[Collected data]
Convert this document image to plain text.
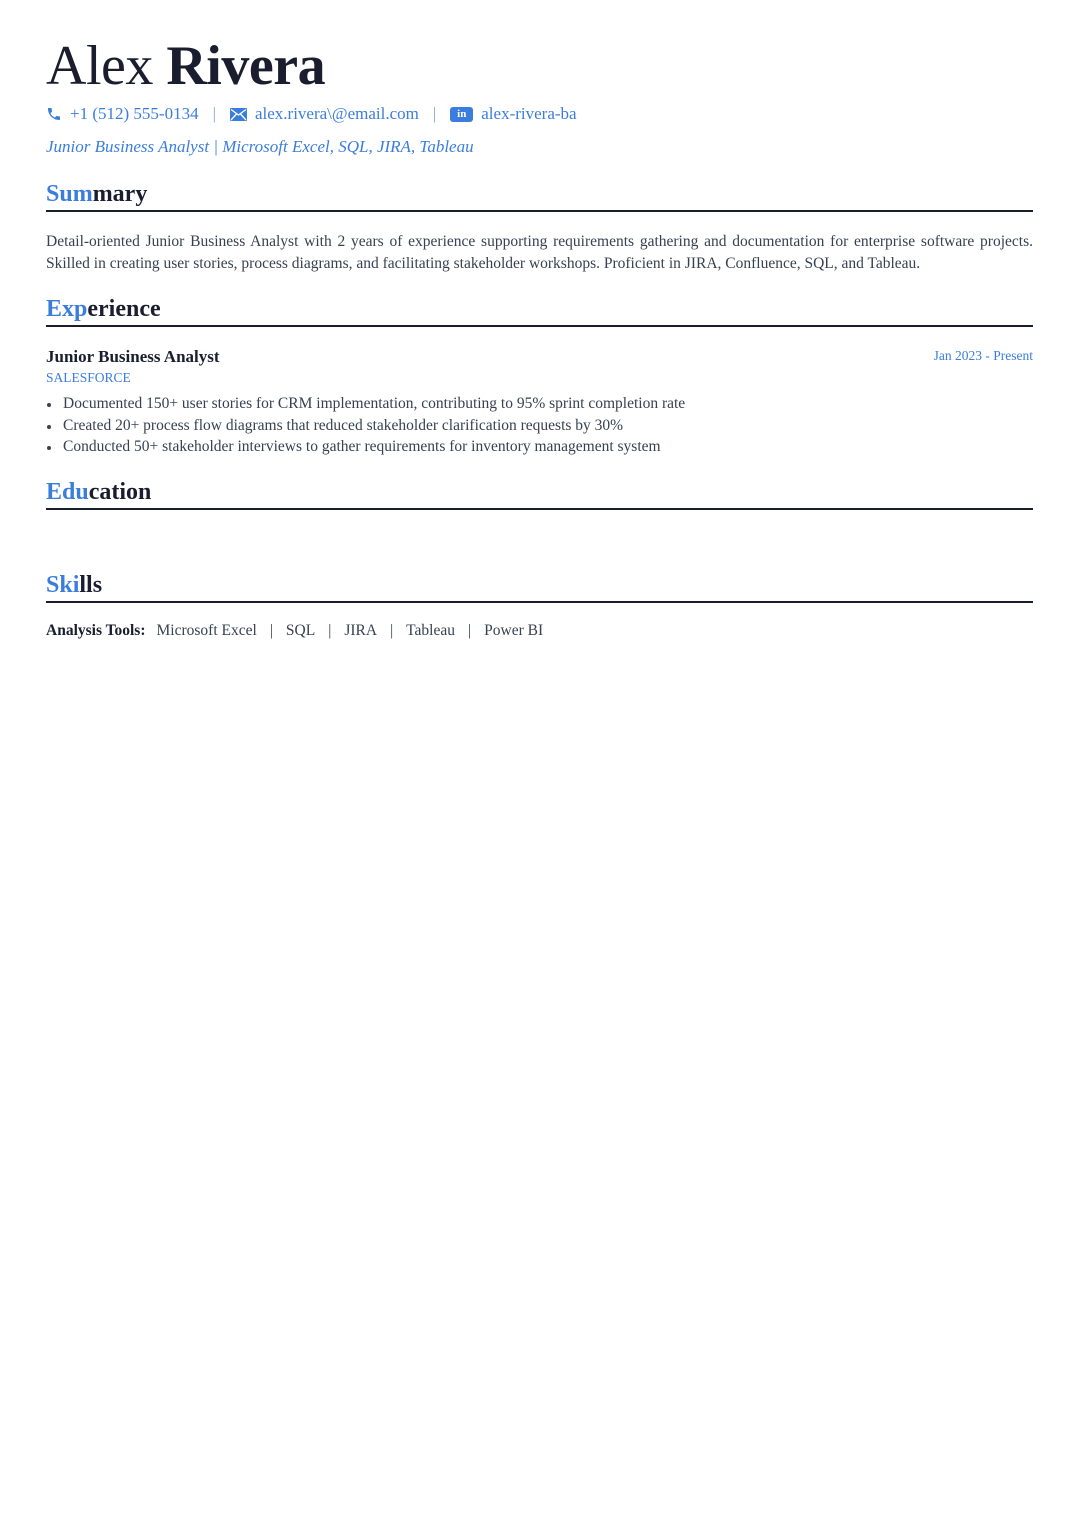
Alex Rivera
+1 (512) 555-0134 | alex.rivera\@email.com |	in alex-rivera-ba
Junior Business Analyst | Microsoft Excel, SQL, JIRA, Tableau
Summary
Detail-oriented Junior Business Analyst with 2 years of experience supporting requirements gathering and documentation for enterprise software projects. Skilled in creating user stories, process diagrams, and facilitating stakeholder workshops. Proficient in JIRA, Confluence, SQL, and Tableau.
Experience
Junior Business Analyst	Jan 2023 - Present
SALESFORCE
Documented 150+ user stories for CRM implementation, contributing to 95% sprint completion rate
Created 20+ process flow diagrams that reduced stakeholder clarification requests by 30%
Conducted 50+ stakeholder interviews to gather requirements for inventory management system
Education
Skills
Analysis Tools: Microsoft Excel | SQL | JIRA | Tableau | Power BI
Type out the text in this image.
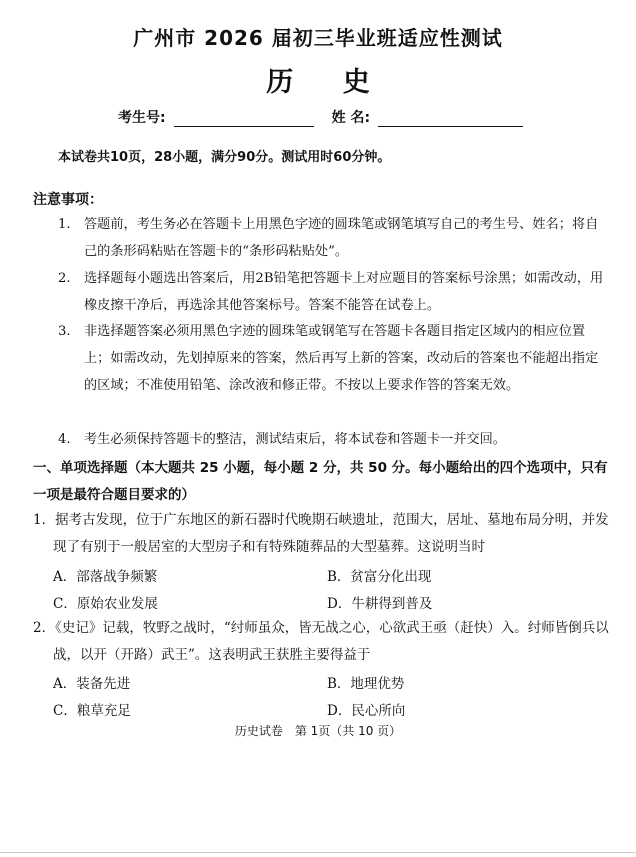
广州市 2026 届初三毕业班适应性测试
历 史
考生号:	姓 名:
本试卷共10页，28小题，满分90分。测试用时60分钟。
注意事项：
1.	答题前，考生务必在答题卡上用黑色字迹的圆珠笔或钢笔填写自己的考生号、姓名；将自己的条形码粘贴在答题卡的“条形码粘贴处”。
2.	选择题每小题选出答案后，用2B铅笔把答题卡上对应题目的答案标号涂黑；如需改动，用橡皮擦干净后，再选涂其他答案标号。答案不能答在试卷上。
3.	非选择题答案必须用黑色字迹的圆珠笔或钢笔写在答题卡各题目指定区域内的相应位置上；如需改动，先划掉原来的答案，然后再写上新的答案，改动后的答案也不能超出指定的区域；不准使用铅笔、涂改液和修正带。不按以上要求作答的答案无效。
4.	考生必须保持答题卡的整洁，测试结束后，将本试卷和答题卡一并交回。
一、单项选择题（本大题共 25 小题，每小题 2 分，共 50 分。每小题给出的四个选项中，只有一项是最符合题目要求的）
1．据考古发现，位于广东地区的新石器时代晚期石峡遗址，范围大，居址、墓地布局分明，并发现了有别于一般居室的大型房子和有特殊随葬品的大型墓葬。这说明当时
A．部落战争频繁	B．贫富分化出现
C．原始农业发展	D．牛耕得到普及
2．《史记》记载，牧野之战时，“纣师虽众，皆无战之心，心欲武王亟（赶快）入。纣师皆倒兵以战，以开（开路）武王”。这表明武王获胜主要得益于
A．装备先进	B．地理优势
C．粮草充足	D．民心所向
历史试卷　第 1页（共 10 页）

Given instruction
Reproduce all entries exactly. Pictures do not belong in the copy.

Exercise output
Convert this document image to plain text.
Alex Rivera
+1 (512) 555-0134 | alex.rivera\@email.com |	in alex-rivera-ba
Junior Business Analyst | Microsoft Excel, SQL, JIRA, Tableau
Summary
Detail-oriented Junior Business Analyst with 2 years of experience supporting requirements gathering and documentation for enterprise software projects. Skilled in creating user stories, process diagrams, and facilitating stakeholder workshops. Proficient in JIRA, Confluence, SQL, and Tableau.
Experience
Junior Business Analyst	Jan 2023 - Present
SALESFORCE
Documented 150+ user stories for CRM implementation, contributing to 95% sprint completion rate
Created 20+ process flow diagrams that reduced stakeholder clarification requests by 30%
Conducted 50+ stakeholder interviews to gather requirements for inventory management system
Education
Skills
Analysis Tools: Microsoft Excel | SQL | JIRA | Tableau | Power BI
Type out the text in this image.
广州市 2026 届初三毕业班适应性测试
历 史
考生号:	姓 名:
本试卷共10页，28小题，满分90分。测试用时60分钟。
注意事项：
1.	答题前，考生务必在答题卡上用黑色字迹的圆珠笔或钢笔填写自己的考生号、姓名；将自己的条形码粘贴在答题卡的“条形码粘贴处”。
2.	选择题每小题选出答案后，用2B铅笔把答题卡上对应题目的答案标号涂黑；如需改动，用橡皮擦干净后，再选涂其他答案标号。答案不能答在试卷上。
3.	非选择题答案必须用黑色字迹的圆珠笔或钢笔写在答题卡各题目指定区域内的相应位置上；如需改动，先划掉原来的答案，然后再写上新的答案，改动后的答案也不能超出指定的区域；不准使用铅笔、涂改液和修正带。不按以上要求作答的答案无效。
4.	考生必须保持答题卡的整洁，测试结束后，将本试卷和答题卡一并交回。
一、单项选择题（本大题共 25 小题，每小题 2 分，共 50 分。每小题给出的四个选项中，只有一项是最符合题目要求的）
1．据考古发现，位于广东地区的新石器时代晚期石峡遗址，范围大，居址、墓地布局分明，并发现了有别于一般居室的大型房子和有特殊随葬品的大型墓葬。这说明当时
A．部落战争频繁	B．贫富分化出现
C．原始农业发展	D．牛耕得到普及
2．《史记》记载，牧野之战时，“纣师虽众，皆无战之心，心欲武王亟（赶快）入。纣师皆倒兵以战，以开（开路）武王”。这表明武王获胜主要得益于
A．装备先进	B．地理优势
C．粮草充足	D．民心所向
历史试卷　第 1页（共 10 页）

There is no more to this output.